● **Stored data**:

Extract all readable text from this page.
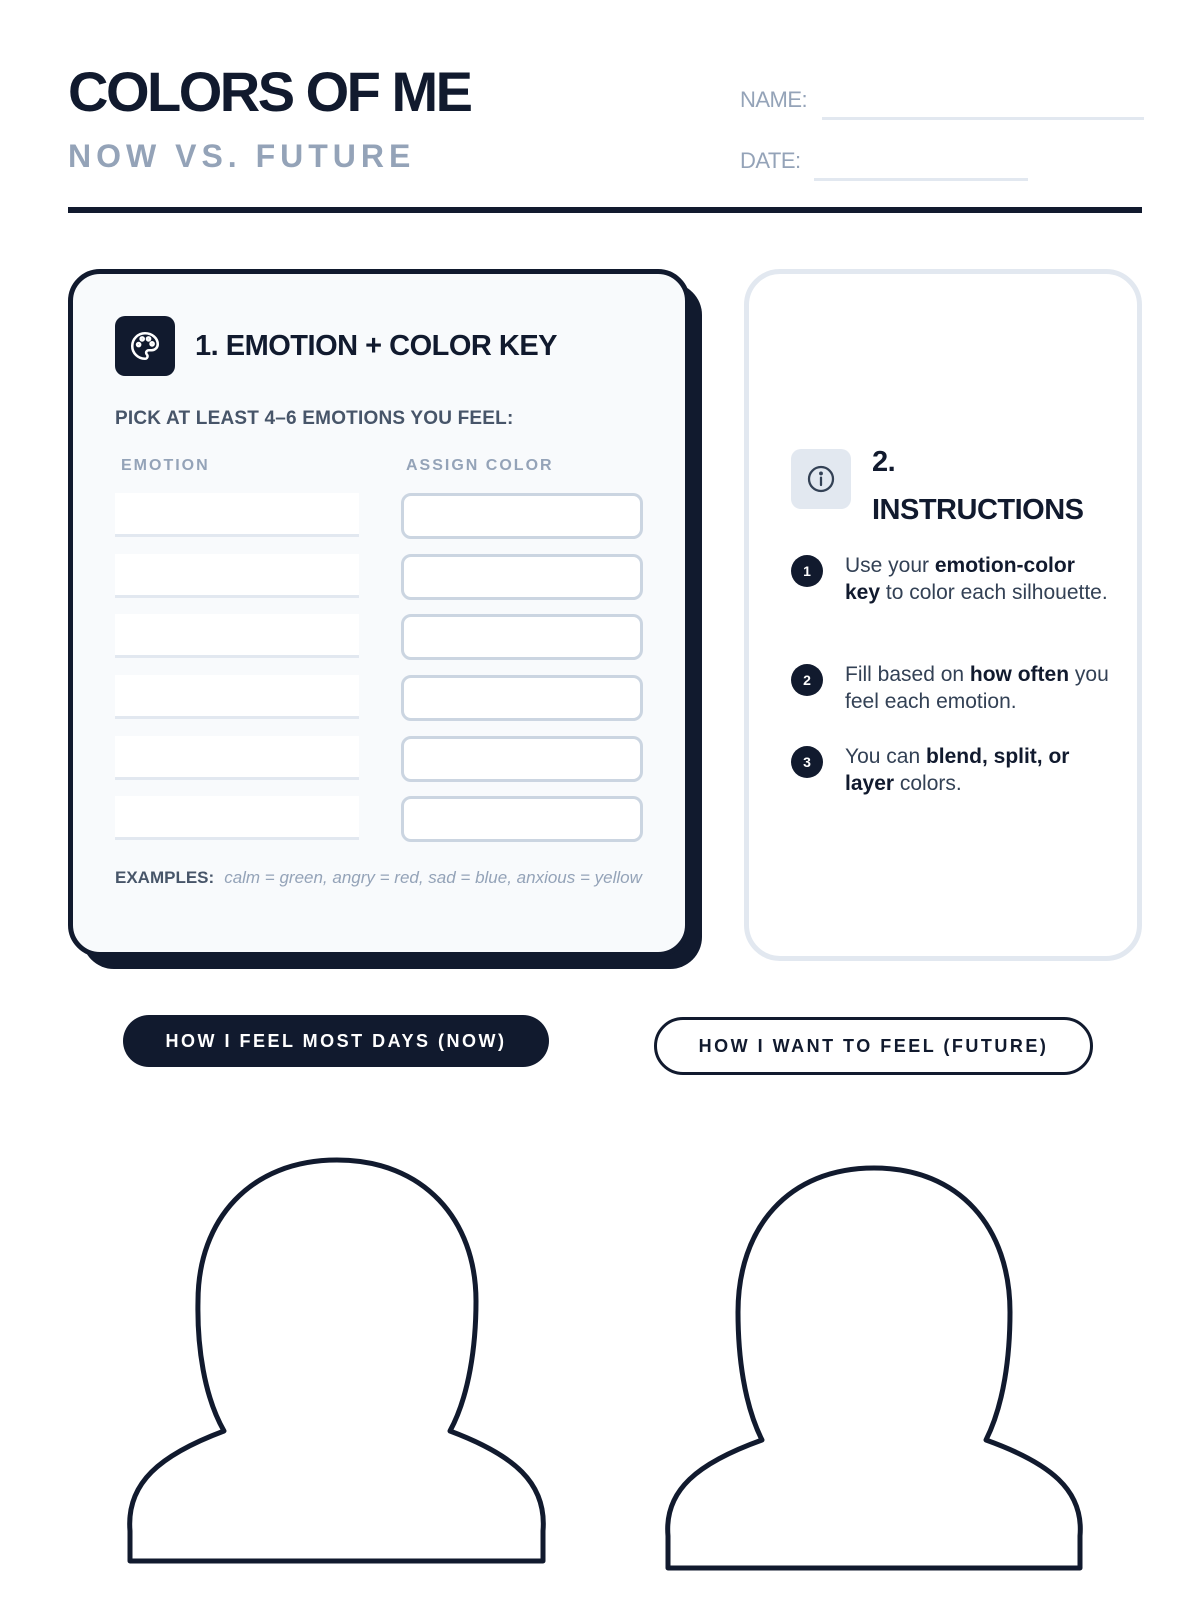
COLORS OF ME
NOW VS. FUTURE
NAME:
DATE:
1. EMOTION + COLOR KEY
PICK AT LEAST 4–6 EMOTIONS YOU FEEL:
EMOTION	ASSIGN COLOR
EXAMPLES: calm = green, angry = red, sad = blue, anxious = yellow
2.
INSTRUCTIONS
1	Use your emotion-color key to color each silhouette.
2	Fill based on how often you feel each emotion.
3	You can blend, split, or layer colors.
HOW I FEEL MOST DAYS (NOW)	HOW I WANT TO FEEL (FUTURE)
==
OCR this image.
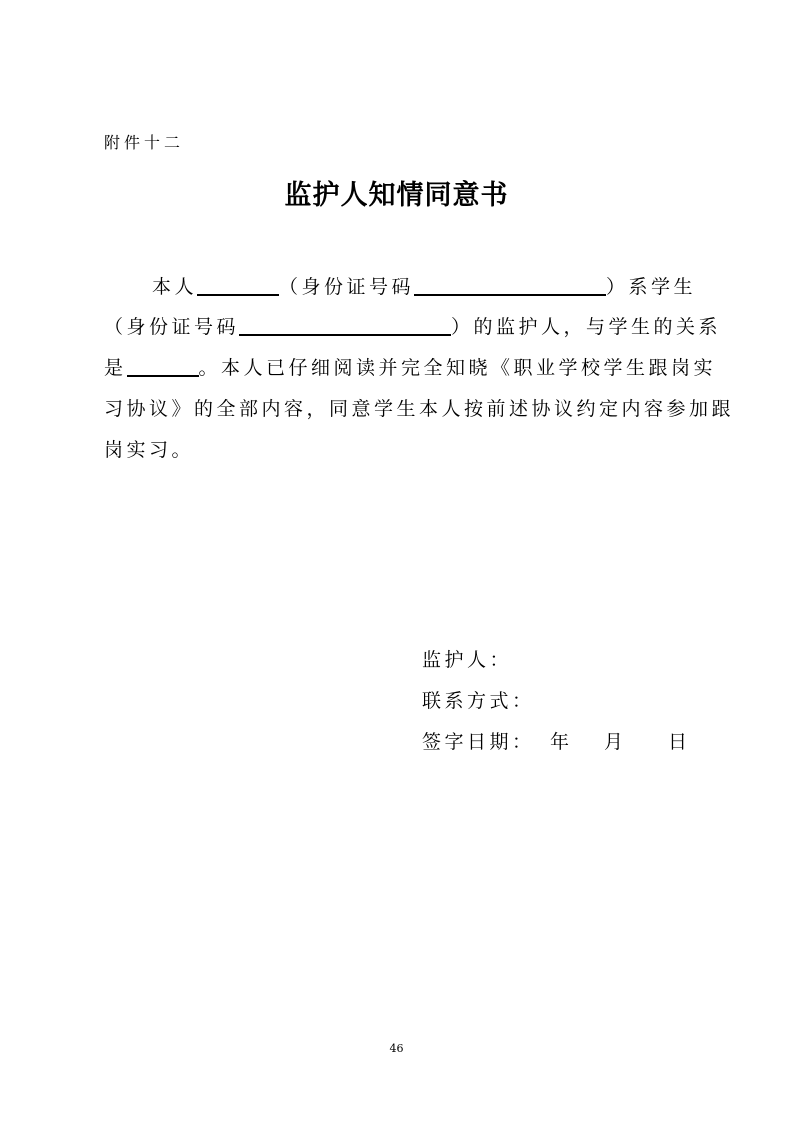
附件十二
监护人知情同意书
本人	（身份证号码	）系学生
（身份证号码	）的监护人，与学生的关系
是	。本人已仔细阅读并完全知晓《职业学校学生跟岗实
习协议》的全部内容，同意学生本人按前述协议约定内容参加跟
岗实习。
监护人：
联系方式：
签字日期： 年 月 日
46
---
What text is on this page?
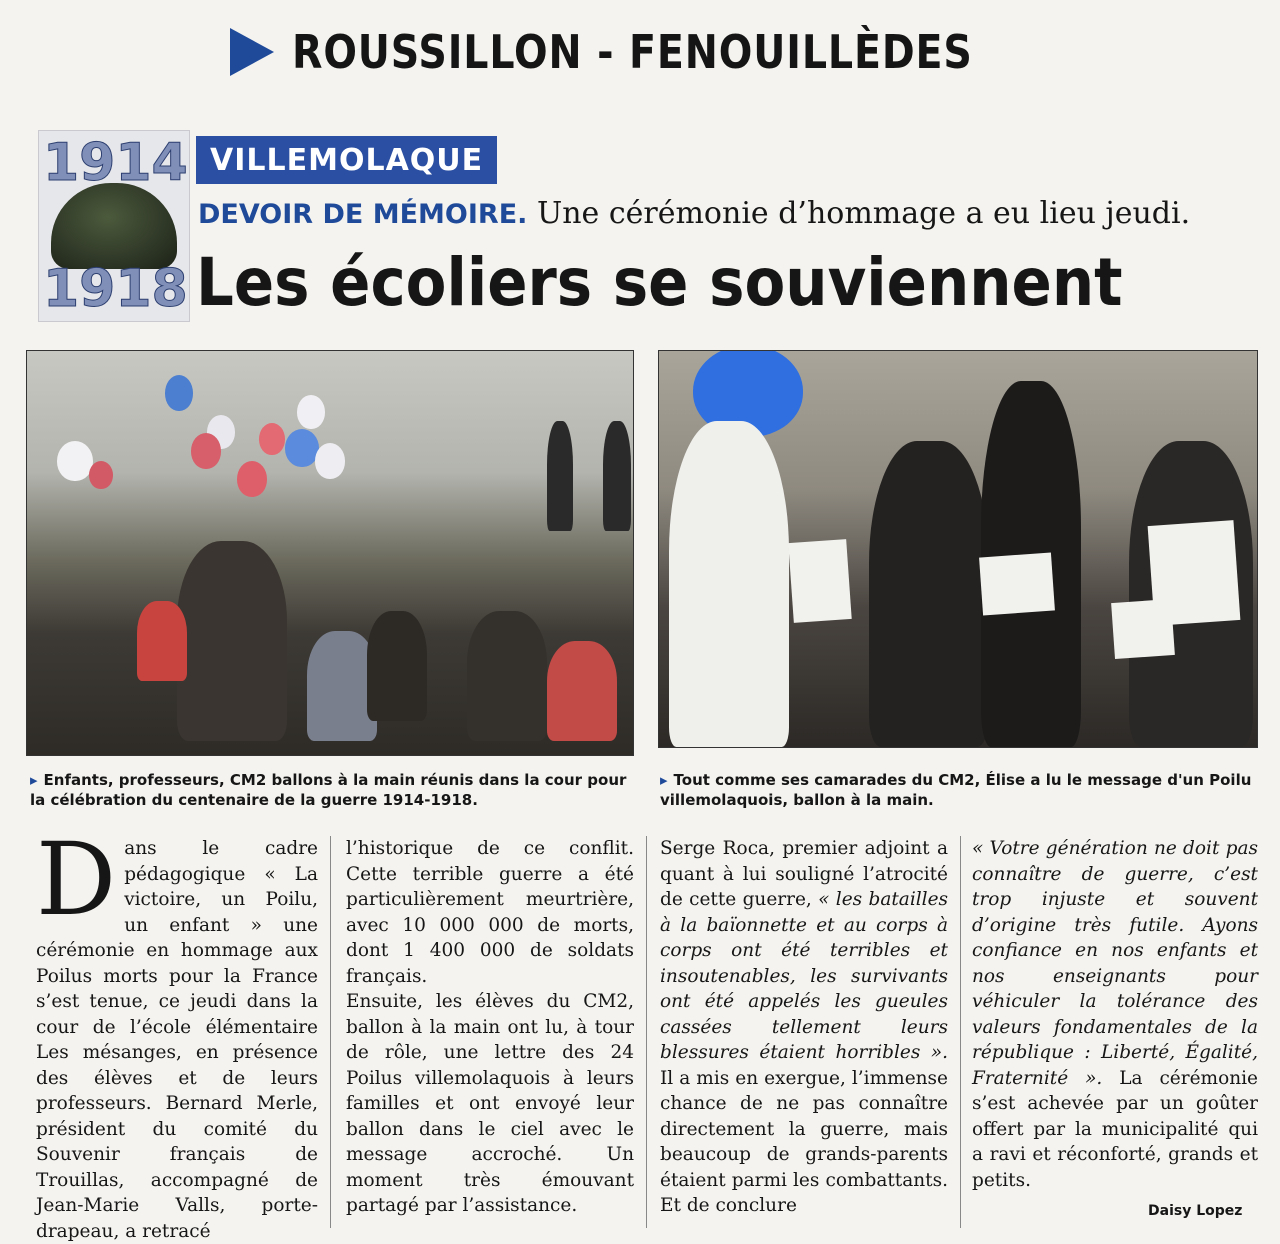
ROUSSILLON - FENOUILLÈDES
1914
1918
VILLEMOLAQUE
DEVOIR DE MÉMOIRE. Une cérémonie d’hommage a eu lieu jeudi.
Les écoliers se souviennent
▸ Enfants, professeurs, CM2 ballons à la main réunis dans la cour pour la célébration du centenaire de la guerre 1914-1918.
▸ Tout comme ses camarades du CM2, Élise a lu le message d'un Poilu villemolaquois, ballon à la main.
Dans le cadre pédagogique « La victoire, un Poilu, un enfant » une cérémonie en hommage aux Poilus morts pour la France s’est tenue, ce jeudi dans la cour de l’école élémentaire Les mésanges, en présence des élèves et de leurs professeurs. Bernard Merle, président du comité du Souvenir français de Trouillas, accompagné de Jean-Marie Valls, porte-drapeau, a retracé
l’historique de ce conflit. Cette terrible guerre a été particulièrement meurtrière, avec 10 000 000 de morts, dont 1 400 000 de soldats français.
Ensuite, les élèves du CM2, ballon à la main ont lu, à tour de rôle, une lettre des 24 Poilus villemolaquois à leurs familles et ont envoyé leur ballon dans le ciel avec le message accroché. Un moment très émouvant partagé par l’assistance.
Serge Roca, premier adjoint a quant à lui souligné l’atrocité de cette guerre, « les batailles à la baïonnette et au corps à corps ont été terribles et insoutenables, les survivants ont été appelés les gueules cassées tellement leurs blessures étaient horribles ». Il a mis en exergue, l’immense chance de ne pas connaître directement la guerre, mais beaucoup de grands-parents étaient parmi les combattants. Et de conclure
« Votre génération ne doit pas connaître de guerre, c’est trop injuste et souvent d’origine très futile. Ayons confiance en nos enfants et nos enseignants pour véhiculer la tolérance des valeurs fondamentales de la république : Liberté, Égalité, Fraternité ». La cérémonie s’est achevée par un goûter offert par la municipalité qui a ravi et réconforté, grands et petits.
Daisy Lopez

● **Exercise goal**:
Select every line above that contains the word "très", and copy it.

● **Answer to the task**:
Ensuite, les élèves du CM2, ballon à la main ont lu, à tour de rôle, une lettre des 24 Poilus villemolaquois à leurs familles et ont envoyé leur ballon dans le ciel avec le message accroché. Un moment très émouvant partagé par l’assistance.
« Votre génération ne doit pas connaître de guerre, c’est trop injuste et souvent d’origine très futile. Ayons confiance en nos enfants et nos enseignants pour véhiculer la tolérance des valeurs fondamentales de la république : Liberté, Égalité, Fraternité ». La cérémonie s’est achevée par un goûter offert par la municipalité qui a ravi et réconforté, grands et petits.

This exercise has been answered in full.